● Exercise: Write only the number of lines in the records beneath that hold "квартала".

>> Start

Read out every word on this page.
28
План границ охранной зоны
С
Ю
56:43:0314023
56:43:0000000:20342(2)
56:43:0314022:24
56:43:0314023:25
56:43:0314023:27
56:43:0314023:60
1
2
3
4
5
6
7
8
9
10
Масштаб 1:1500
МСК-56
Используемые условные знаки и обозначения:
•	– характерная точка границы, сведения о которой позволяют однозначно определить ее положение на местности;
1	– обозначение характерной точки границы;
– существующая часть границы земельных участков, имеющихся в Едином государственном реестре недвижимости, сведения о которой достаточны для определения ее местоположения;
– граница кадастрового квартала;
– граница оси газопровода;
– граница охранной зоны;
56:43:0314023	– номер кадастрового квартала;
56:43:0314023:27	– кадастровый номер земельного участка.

>> End
>> Start

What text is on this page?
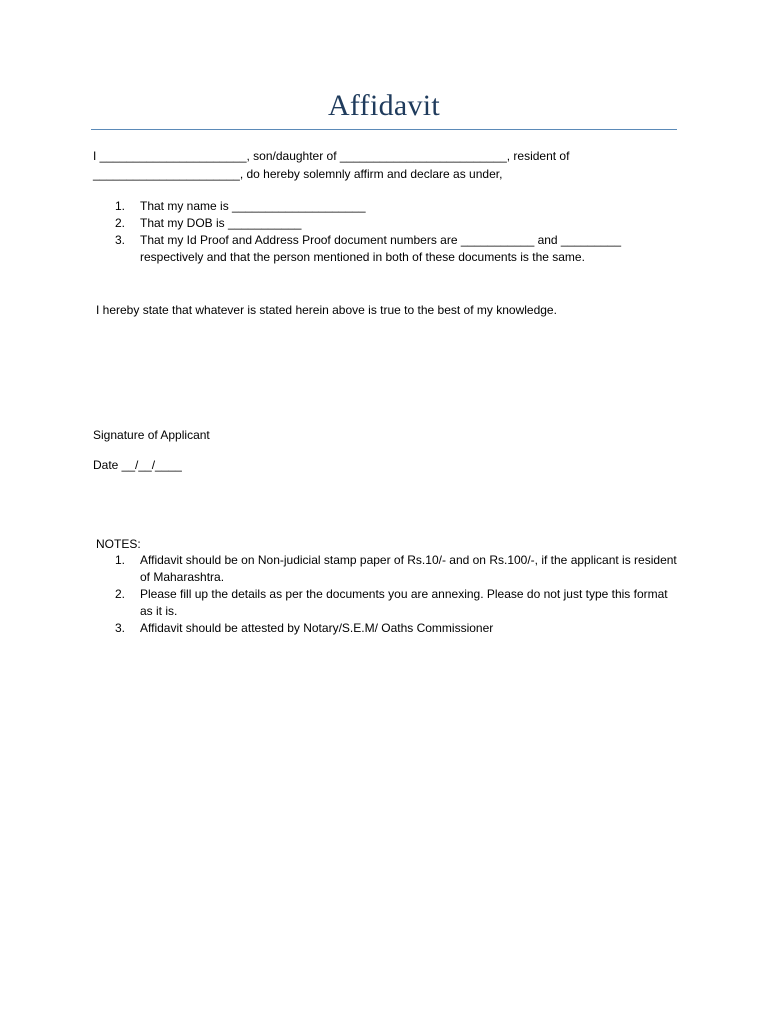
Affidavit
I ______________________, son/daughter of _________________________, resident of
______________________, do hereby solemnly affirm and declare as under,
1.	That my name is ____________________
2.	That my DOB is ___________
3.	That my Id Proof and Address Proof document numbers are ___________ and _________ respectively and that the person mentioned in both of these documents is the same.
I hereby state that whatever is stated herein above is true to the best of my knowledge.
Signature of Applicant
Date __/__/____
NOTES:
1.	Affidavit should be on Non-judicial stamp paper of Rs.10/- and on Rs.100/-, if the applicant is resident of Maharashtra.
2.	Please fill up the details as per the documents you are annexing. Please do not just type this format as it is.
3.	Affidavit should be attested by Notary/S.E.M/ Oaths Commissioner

>> End

● Exercise answer: 2